# Reading passage start

Guard mode is designed to run when the following assumption holds:

- Number of new DS node injected into shard >= number of allowed non-guard shard nodes

Using a simple local run as an example:

- Number of nodes: 20
- DS nodes: 10
- Shard size: 5
- DS MIMO: 2

| 10 DS Node (8 guards) | Shard 1: 5 Nodes (4 guards) | Shard 2: 5 Nodes (4 guards) |
| --------------------- | --------------------------- | --------------------------- |

In such a case, when the network is reduced from 2 shards to 1 shard (due to some reason), the injection phase will inject more nodes than the shard limit. There is no good solution around it. Hence, `ValidateRunTimeEnvironment()` checks for such a condition and logs fatal if it happens.

| 10 DS Node (8 guards) | Shard 1: 6 Nodes (4 guards) | No longer exists |
| --------------------- | --------------------------- | ---------------- |

## Changing network information of DS guard node

### Purpose

Nodes (or, specifically, docker containers) can be terminated due to software or hardware reasons. Under normal operation without guard mode, faulty DS node(s) can be gracefully kicked out of the DS committee using regular shifting and view change if necessary. However, in guard mode, DS guards do not shift and stay in the DS committee indefinitely. As such, we can possibly lose a node forever as Kubernetes does not support static IP addressing.

As such, we have devised a simple protocol for the DS guard to rejoin and update the network about its new information.

### Updating mechanism

1. DS guard relaunches in a new pod
1. DS guard enters the DS guard rejoin stage and syncs with lookup
1. DS guard successfully enters `FinishRejoinAsDS()`
1. As part of the finish rejoin process, DS guard broadcasts its new network information and other relevant information to the lookup and gossips to DS committee (pubkey, network info and timestamp)

# Reading passage end
# Provided data start

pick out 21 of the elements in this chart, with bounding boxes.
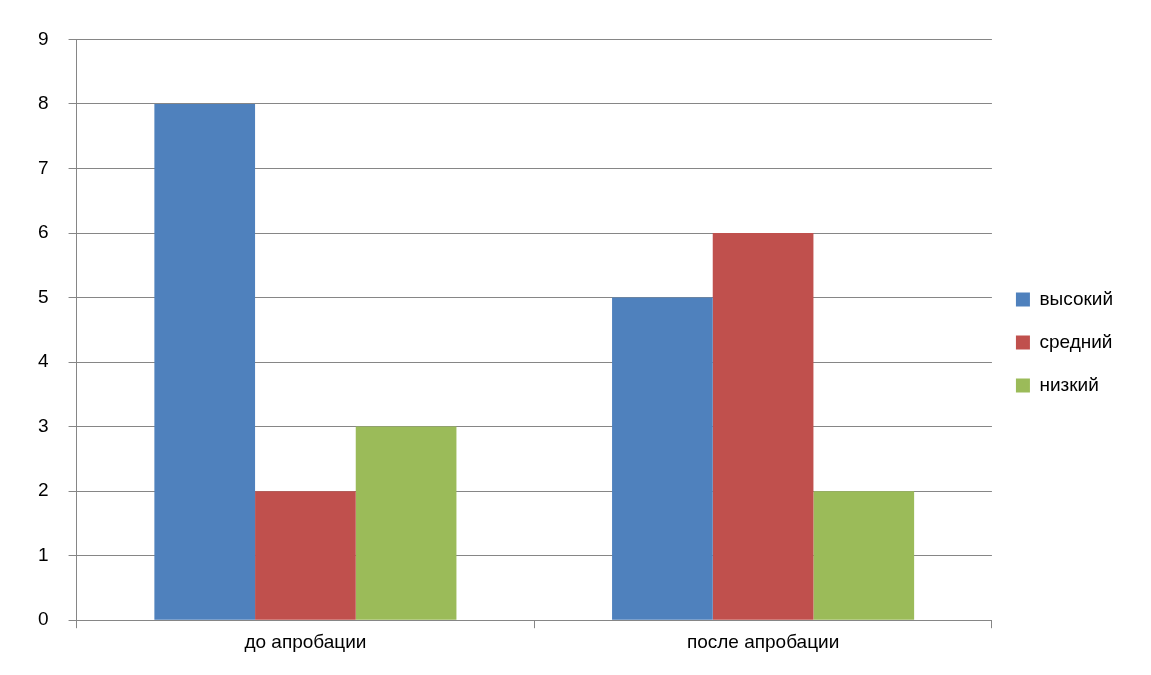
bar [154, 103, 256, 620]
y-tick-label: 5 [37, 285, 49, 307]
y-tick-label: 9 [37, 27, 49, 49]
bar [255, 491, 356, 620]
y-tick-label: 4 [37, 350, 49, 372]
bar [712, 233, 814, 620]
y-tick-label: 3 [37, 414, 49, 436]
legend-label: низкий [1039, 373, 1099, 395]
y-tick-label: 1 [37, 543, 49, 565]
y-tick-label: 7 [37, 156, 49, 178]
y-tick-label: 0 [37, 608, 49, 630]
bar [813, 491, 915, 620]
y-tick-label: 2 [37, 479, 49, 501]
y-tick-label: 6 [37, 221, 49, 243]
x-tick-label: после апробации [686, 630, 840, 652]
legend-label: высокий [1039, 287, 1114, 309]
x-tick-label: до апробации [244, 630, 367, 652]
y-tick-label: 8 [37, 92, 49, 114]
bar [612, 297, 713, 620]
bar [355, 426, 457, 620]
legend-label: средний [1039, 330, 1113, 352]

# Provided data end

*Written request 1*.
Rewrite the stretch of the guard mode text from "### Purpose" through "its new information.", substituting "the container orchestrator" for "Kubernetes".
*Written request 2*.
In the guard mode text, what does `ValidateRunTimeEnvironment()` do if the injection phase would put more nodes into a shard than its limit?
These listings have no connection to the guard mode text.

*Full response 1*.
### Purpose

Nodes (or, specifically, docker containers) can be terminated due to software or hardware reasons. Under normal operation without guard mode, faulty DS node(s) can be gracefully kicked out of the DS committee using regular shifting and view change if necessary. However, in guard mode, DS guards do not shift and stay in the DS committee indefinitely. As such, we can possibly lose a node forever as the container orchestrator does not support static IP addressing.

As such, we have devised a simple protocol for the DS guard to rejoin and update the network about its new information.

*Full response 2*.
It checks for that condition and logs fatal if it happens.